**Data:**
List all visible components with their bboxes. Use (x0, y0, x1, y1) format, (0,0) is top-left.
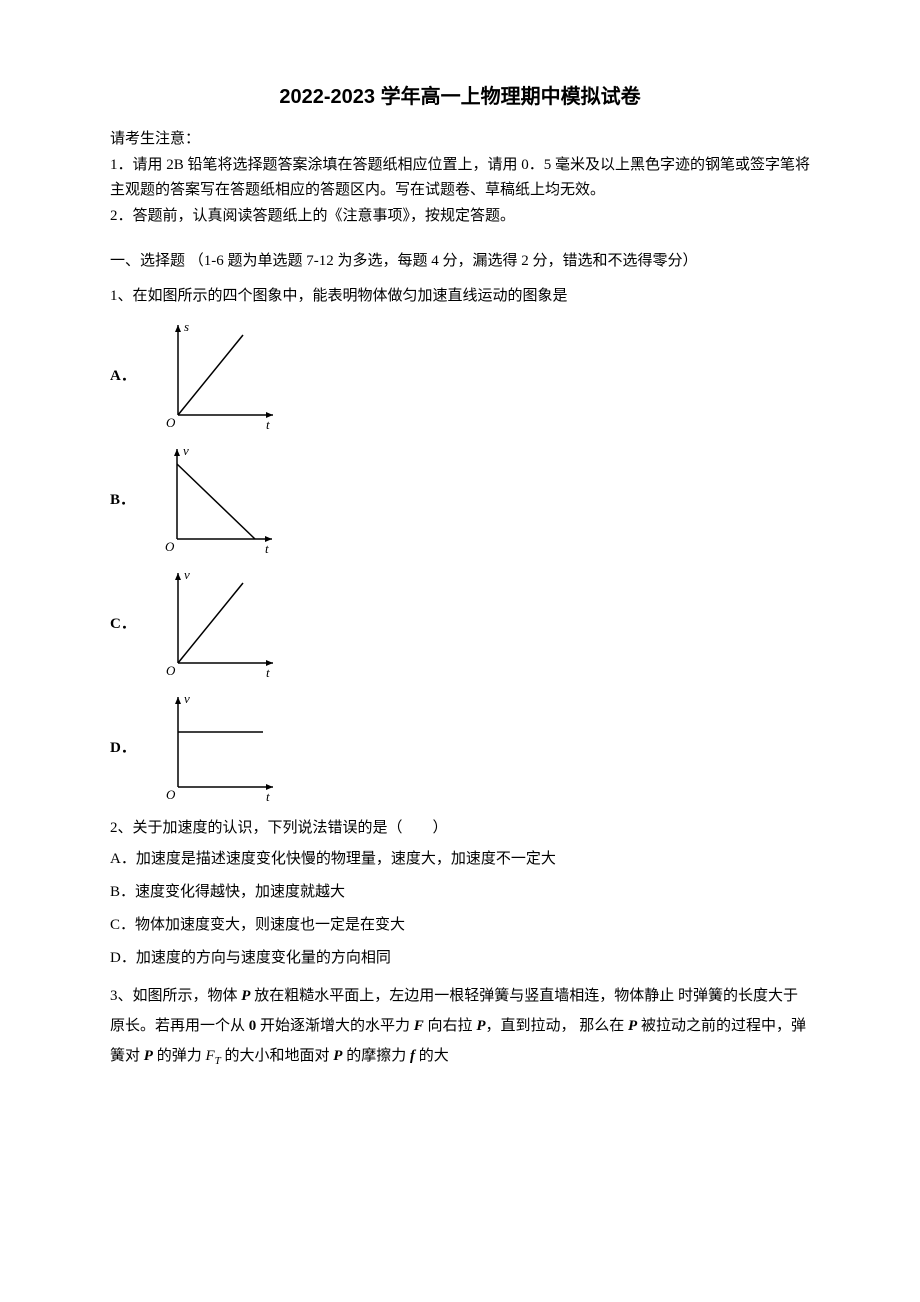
graph-d-xlabel: t (266, 789, 270, 804)
graph-c-xlabel: t (266, 665, 270, 680)
q3-seg-3a: 那么在 (579, 1018, 628, 1034)
q2-option-d: D．加速度的方向与速度变化量的方向相同 (110, 942, 810, 975)
q1-option-a: A． s t O (110, 315, 810, 435)
q1-option-b-label: B． (110, 488, 135, 509)
exam-title: 2022-2023 学年高一上物理期中模拟试卷 (110, 80, 810, 109)
q2-options: A．加速度是描述速度变化快慢的物理量，速度大，加速度不一定大 B．速度变化得越快… (110, 843, 810, 975)
q1-option-c: C． v t O (110, 563, 810, 683)
q3-seg-3c: 的弹力 (153, 1048, 206, 1064)
q3-seg-3f: 的大 (415, 1048, 449, 1064)
question-3-text: 3、如图所示，物体 P 放在粗糙水平面上，左边用一根轻弹簧与竖直墙相连，物体静止… (110, 981, 810, 1072)
q1-graph-d: v t O (148, 687, 288, 807)
q3-var-ft-f: F (205, 1048, 214, 1064)
q3-seg-2b: 开始逐渐增大的水平力 (256, 1018, 414, 1034)
svg-text:O: O (166, 415, 176, 430)
question-2-text: 2、关于加速度的认识，下列说法错误的是（ ） (110, 813, 810, 843)
graph-b-xlabel: t (265, 541, 269, 556)
graph-a-xlabel: t (266, 417, 270, 432)
q2-option-a: A．加速度是描述速度变化快慢的物理量，速度大，加速度不一定大 (110, 843, 810, 876)
q3-seg-3d: 的大小和地面对 (221, 1048, 334, 1064)
q1-graph-a: s t O (148, 315, 288, 435)
q3-seg-2c: 向右拉 (424, 1018, 477, 1034)
q1-option-d-label: D． (110, 736, 136, 757)
q3-seg-3e: 的摩擦力 (342, 1048, 410, 1064)
q3-seg-1a: 3、如图所示，物体 (110, 988, 241, 1004)
q2-option-c: C．物体加速度变大，则速度也一定是在变大 (110, 909, 810, 942)
q3-var-f1: F (414, 1018, 424, 1034)
graph-a-ylabel: s (184, 319, 189, 334)
q1-graph-b: v t O (147, 439, 287, 559)
graph-d-ylabel: v (184, 691, 190, 706)
instructions-block: 请考生注意： 1．请用 2B 铅笔将选择题答案涂填在答题纸相应位置上，请用 0．… (110, 127, 810, 229)
q1-option-c-label: C． (110, 612, 136, 633)
q3-var-p3: P (628, 1018, 637, 1034)
q2-option-b: B．速度变化得越快，加速度就越大 (110, 876, 810, 909)
q1-graph-c: v t O (148, 563, 288, 683)
svg-text:O: O (166, 663, 176, 678)
graph-c-ylabel: v (184, 567, 190, 582)
q1-option-b: B． v t O (110, 439, 810, 559)
q3-seg-1b: 放在粗糙水平面上，左边用一根轻弹簧与竖直墙相连，物体静止 (250, 988, 674, 1004)
q1-option-d: D． v t O (110, 687, 810, 807)
svg-text:O: O (166, 787, 176, 802)
instructions-line-1: 1．请用 2B 铅笔将选择题答案涂填在答题纸相应位置上，请用 0．5 毫米及以上… (110, 153, 810, 204)
instructions-heading: 请考生注意： (110, 127, 810, 153)
q1-option-a-label: A． (110, 364, 136, 385)
question-1-text: 1、在如图所示的四个图象中，能表明物体做匀加速直线运动的图象是 (110, 281, 810, 311)
q3-var-p4: P (144, 1048, 153, 1064)
graph-b-ylabel: v (183, 443, 189, 458)
svg-text:O: O (165, 539, 175, 554)
q3-seg-2d: ，直到拉动， (485, 1018, 575, 1034)
instructions-line-2: 2．答题前，认真阅读答题纸上的《注意事项》，按规定答题。 (110, 204, 810, 230)
section-1-header: 一、选择题 （1-6 题为单选题 7-12 为多选，每题 4 分，漏选得 2 分… (110, 249, 810, 275)
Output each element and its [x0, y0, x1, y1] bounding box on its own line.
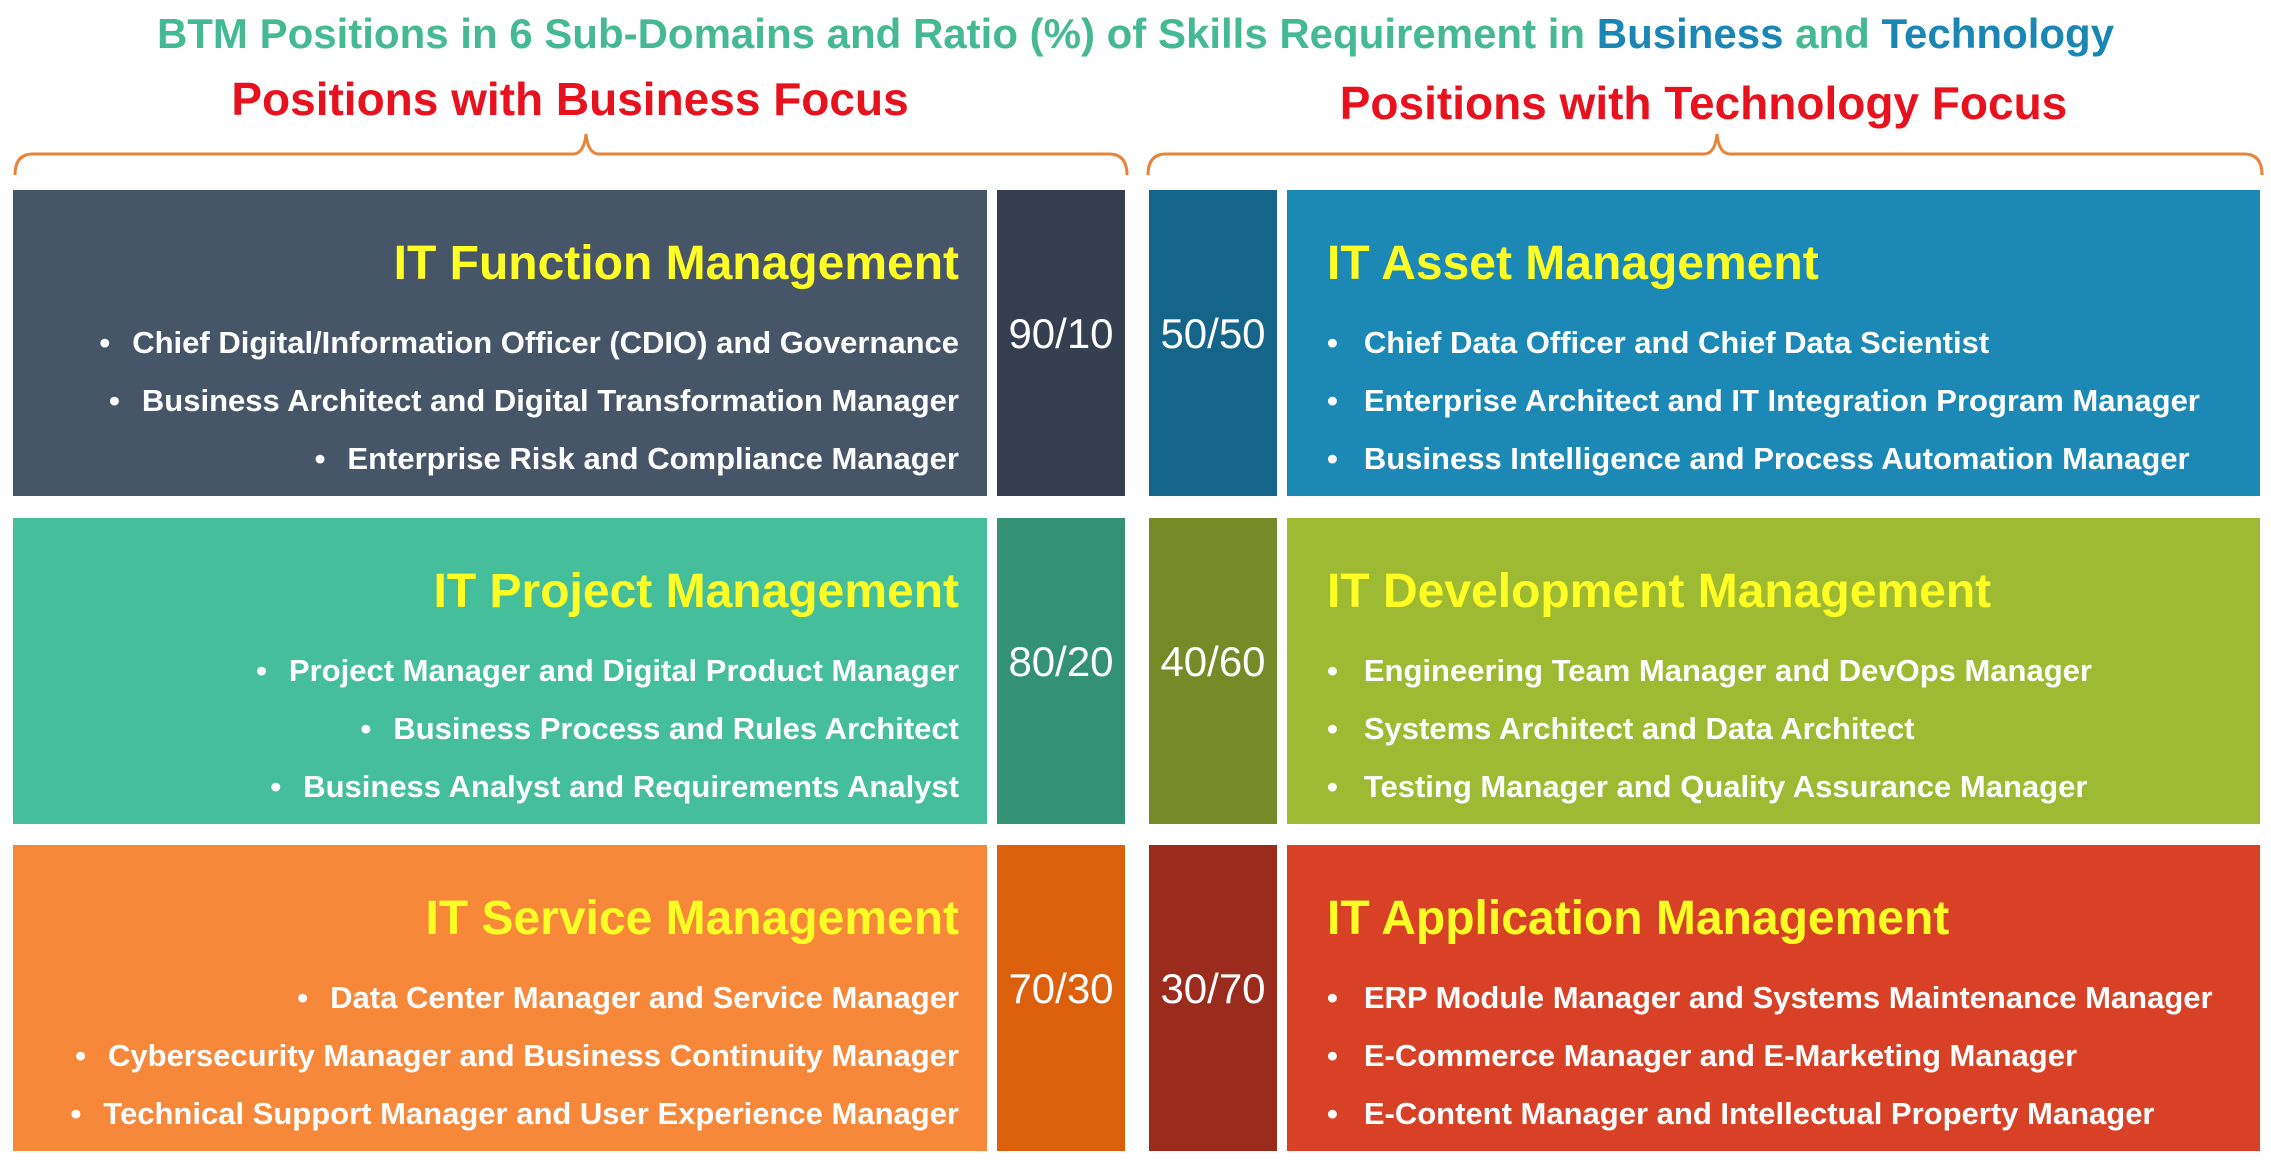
- it-asset-ratio: 50/50: [1149, 190, 1277, 496]
- it-project-ratio: 80/20: [997, 518, 1125, 824]
- it-service-ratio: 70/30: [997, 845, 1125, 1151]
- list-item: Data Center Manager and Service Manager: [13, 969, 959, 1027]
- block-heading: IT Project Management: [433, 565, 959, 618]
- technology-focus-label: Positions with Technology Focus: [1339, 77, 2068, 129]
- it-project-management-block: IT Project Management Project Manager an…: [13, 518, 987, 824]
- list-item: Systems Architect and Data Architect: [1327, 700, 2260, 758]
- position-list: Project Manager and Digital Product Mana…: [13, 642, 959, 816]
- it-function-ratio: 90/10: [997, 190, 1125, 496]
- block-heading: IT Service Management: [425, 892, 959, 945]
- list-item: Business Intelligence and Process Automa…: [1327, 430, 2260, 488]
- ratio-value: 50/50: [1160, 310, 1266, 357]
- list-item: ERP Module Manager and Systems Maintenan…: [1327, 969, 2260, 1027]
- list-item: Business Process and Rules Architect: [13, 700, 959, 758]
- block-heading: IT Development Management: [1327, 565, 1992, 618]
- list-item: Enterprise Architect and IT Integration …: [1327, 372, 2260, 430]
- business-focus-brace: [13, 133, 1129, 176]
- position-list: Data Center Manager and Service Manager …: [13, 969, 959, 1143]
- list-item: Chief Digital/Information Officer (CDIO)…: [13, 314, 959, 372]
- ratio-value: 30/70: [1160, 965, 1266, 1012]
- it-asset-management-block: IT Asset Management Chief Data Officer a…: [1287, 190, 2260, 496]
- it-application-ratio: 30/70: [1149, 845, 1277, 1151]
- block-heading: IT Function Management: [393, 237, 959, 290]
- position-list: Engineering Team Manager and DevOps Mana…: [1327, 642, 2260, 816]
- technology-focus-brace: [1146, 133, 2264, 176]
- list-item: Project Manager and Digital Product Mana…: [13, 642, 959, 700]
- list-item: E-Content Manager and Intellectual Prope…: [1327, 1085, 2260, 1143]
- it-service-management-block: IT Service Management Data Center Manage…: [13, 845, 987, 1151]
- ratio-value: 90/10: [1008, 310, 1114, 357]
- it-function-management-block: IT Function Management Chief Digital/Inf…: [13, 190, 987, 496]
- ratio-value: 40/60: [1160, 638, 1266, 685]
- list-item: Business Analyst and Requirements Analys…: [13, 758, 959, 816]
- title-technology-word: Technology: [1881, 10, 2115, 57]
- block-heading: IT Application Management: [1327, 892, 1950, 945]
- ratio-value: 70/30: [1008, 965, 1114, 1012]
- list-item: Testing Manager and Quality Assurance Ma…: [1327, 758, 2260, 816]
- list-item: Cybersecurity Manager and Business Conti…: [13, 1027, 959, 1085]
- list-item: Chief Data Officer and Chief Data Scient…: [1327, 314, 2260, 372]
- list-item: Engineering Team Manager and DevOps Mana…: [1327, 642, 2260, 700]
- list-item: Enterprise Risk and Compliance Manager: [13, 430, 959, 488]
- position-list: Chief Data Officer and Chief Data Scient…: [1327, 314, 2260, 488]
- it-development-management-block: IT Development Management Engineering Te…: [1287, 518, 2260, 824]
- title-business-word: Business: [1596, 10, 1784, 57]
- list-item: E-Commerce Manager and E-Marketing Manag…: [1327, 1027, 2260, 1085]
- business-focus-label: Positions with Business Focus: [231, 73, 909, 125]
- diagram-title: BTM Positions in 6 Sub-Domains and Ratio…: [0, 10, 2271, 58]
- list-item: Technical Support Manager and User Exper…: [13, 1085, 959, 1143]
- title-prefix: BTM Positions in 6 Sub-Domains and Ratio…: [156, 10, 1597, 57]
- ratio-value: 80/20: [1008, 638, 1114, 685]
- list-item: Business Architect and Digital Transform…: [13, 372, 959, 430]
- position-list: Chief Digital/Information Officer (CDIO)…: [13, 314, 959, 488]
- block-heading: IT Asset Management: [1327, 237, 1819, 290]
- it-development-ratio: 40/60: [1149, 518, 1277, 824]
- position-list: ERP Module Manager and Systems Maintenan…: [1327, 969, 2260, 1143]
- title-and-word: and: [1783, 10, 1882, 57]
- it-application-management-block: IT Application Management ERP Module Man…: [1287, 845, 2260, 1151]
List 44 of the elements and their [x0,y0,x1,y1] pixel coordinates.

**Aim of the exercise:** Can you lay out the stretch of the records above, from the line containing "- it-asset-ratio: 50/50: [1149, 190, 1277, 496]" through the line containing "- position-list: Data", as a Markdown table with the columns Row and Line? Number each line in order, and leave out any blank lines.

**Solution for this exercise:**
| Row | Line |
|---|---|
| 1 | - it-asset-ratio: 50/50: [1149, 190, 1277, 496] |
| 2 | - it-project-ratio: 80/20: [997, 518, 1125, 824] |
| 3 | - it-service-ratio: 70/30: [997, 845, 1125, 1151] |
| 4 | - list-item: Data Center Manager and Service Manager: [13, 969, 959, 1027] |
| 5 | - block-heading: IT Project Management: [433, 565, 959, 618] |
| 6 | - technology-focus-label: Positions with Technology Focus: [1339, 77, 2068, 129] |
| 7 | - it-project-management-block: IT Project Management Project Manager an…: [13, 518, 987, 824] |
| 8 | - list-item: Systems Architect and Data Architect: [1327, 700, 2260, 758] |
| 9 | - position-list: Project Manager and Digital Product Mana…: [13, 642, 959, 816] |
| 10 | - it-function-ratio: 90/10: [997, 190, 1125, 496] |
| 11 | - block-heading: IT Service Management: [425, 892, 959, 945] |
| 12 | - list-item: Business Intelligence and Process Automa…: [1327, 430, 2260, 488] |
| 13 | - ratio-value: 50/50: [1160, 310, 1266, 357] |
| 14 | - list-item: ERP Module Manager and Systems Maintenan…: [1327, 969, 2260, 1027] |
| 15 | - list-item: Business Process and Rules Architect: [13, 700, 959, 758] |
| 16 | - block-heading: IT Development Management: [1327, 565, 1992, 618] |
| 17 | - list-item: Enterprise Architect and IT Integration …: [1327, 372, 2260, 430] |
| 18 | - business-focus-brace: [13, 133, 1129, 176] |
| 19 | - position-list: Data Center Manager and Service Manager …: [13, 969, 959, 1143] |